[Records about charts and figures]
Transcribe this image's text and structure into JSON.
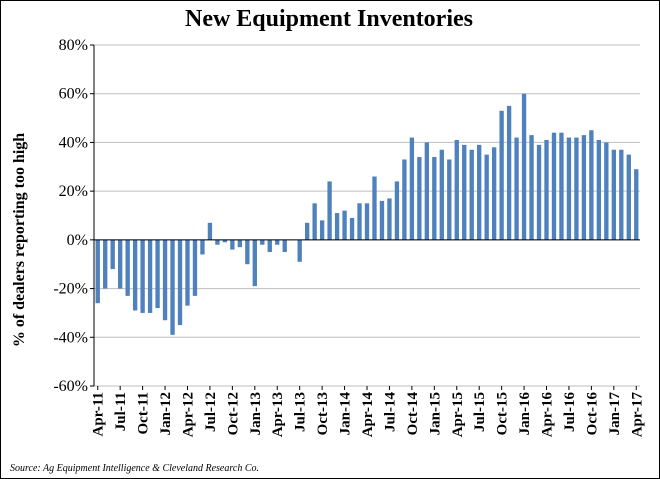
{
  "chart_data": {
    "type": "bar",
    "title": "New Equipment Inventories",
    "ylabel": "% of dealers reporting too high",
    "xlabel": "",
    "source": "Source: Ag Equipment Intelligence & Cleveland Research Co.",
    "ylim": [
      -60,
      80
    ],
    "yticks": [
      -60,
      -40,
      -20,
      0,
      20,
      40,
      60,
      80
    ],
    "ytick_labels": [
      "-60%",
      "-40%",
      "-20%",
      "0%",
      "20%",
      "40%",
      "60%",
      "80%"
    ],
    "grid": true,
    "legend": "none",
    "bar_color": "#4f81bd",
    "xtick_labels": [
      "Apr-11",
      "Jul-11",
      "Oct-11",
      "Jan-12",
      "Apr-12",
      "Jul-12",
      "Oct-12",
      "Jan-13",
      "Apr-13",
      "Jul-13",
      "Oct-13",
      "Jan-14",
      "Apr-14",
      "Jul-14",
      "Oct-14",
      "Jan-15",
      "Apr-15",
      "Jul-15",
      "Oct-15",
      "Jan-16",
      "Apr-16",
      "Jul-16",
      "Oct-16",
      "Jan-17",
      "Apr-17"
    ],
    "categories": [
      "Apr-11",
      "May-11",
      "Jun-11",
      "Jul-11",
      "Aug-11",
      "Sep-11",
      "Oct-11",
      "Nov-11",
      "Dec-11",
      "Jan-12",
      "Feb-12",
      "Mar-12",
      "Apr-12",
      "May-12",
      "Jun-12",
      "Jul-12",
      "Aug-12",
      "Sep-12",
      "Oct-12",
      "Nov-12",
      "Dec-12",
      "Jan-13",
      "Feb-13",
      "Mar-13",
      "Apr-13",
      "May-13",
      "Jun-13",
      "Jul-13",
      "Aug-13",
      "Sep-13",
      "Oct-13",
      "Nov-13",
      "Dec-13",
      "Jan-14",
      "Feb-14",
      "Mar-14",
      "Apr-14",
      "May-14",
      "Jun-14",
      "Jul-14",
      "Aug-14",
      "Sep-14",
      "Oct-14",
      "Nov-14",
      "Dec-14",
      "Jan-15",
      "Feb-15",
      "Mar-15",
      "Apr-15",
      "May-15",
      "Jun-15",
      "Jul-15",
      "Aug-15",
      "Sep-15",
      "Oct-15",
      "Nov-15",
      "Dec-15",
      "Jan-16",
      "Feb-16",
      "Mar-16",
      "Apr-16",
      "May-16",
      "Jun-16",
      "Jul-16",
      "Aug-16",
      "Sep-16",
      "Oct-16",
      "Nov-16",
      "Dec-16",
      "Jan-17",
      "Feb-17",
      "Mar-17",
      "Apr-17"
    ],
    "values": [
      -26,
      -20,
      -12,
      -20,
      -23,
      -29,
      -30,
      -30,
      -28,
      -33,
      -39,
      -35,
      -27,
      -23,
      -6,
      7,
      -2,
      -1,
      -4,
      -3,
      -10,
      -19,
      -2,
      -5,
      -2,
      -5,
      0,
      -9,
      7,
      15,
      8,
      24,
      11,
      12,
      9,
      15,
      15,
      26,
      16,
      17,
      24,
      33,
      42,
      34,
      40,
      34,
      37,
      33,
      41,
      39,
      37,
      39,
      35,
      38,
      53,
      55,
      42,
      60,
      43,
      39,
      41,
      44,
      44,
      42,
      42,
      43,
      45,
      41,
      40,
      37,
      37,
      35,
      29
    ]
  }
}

_STATED EXERCISE_
Show the lines where the word "Equipment" appears in the entries.

_THE RESULT_
    "title": "New Equipment Inventories",
    "source": "Source: Ag Equipment Intelligence & Cleveland Research Co.",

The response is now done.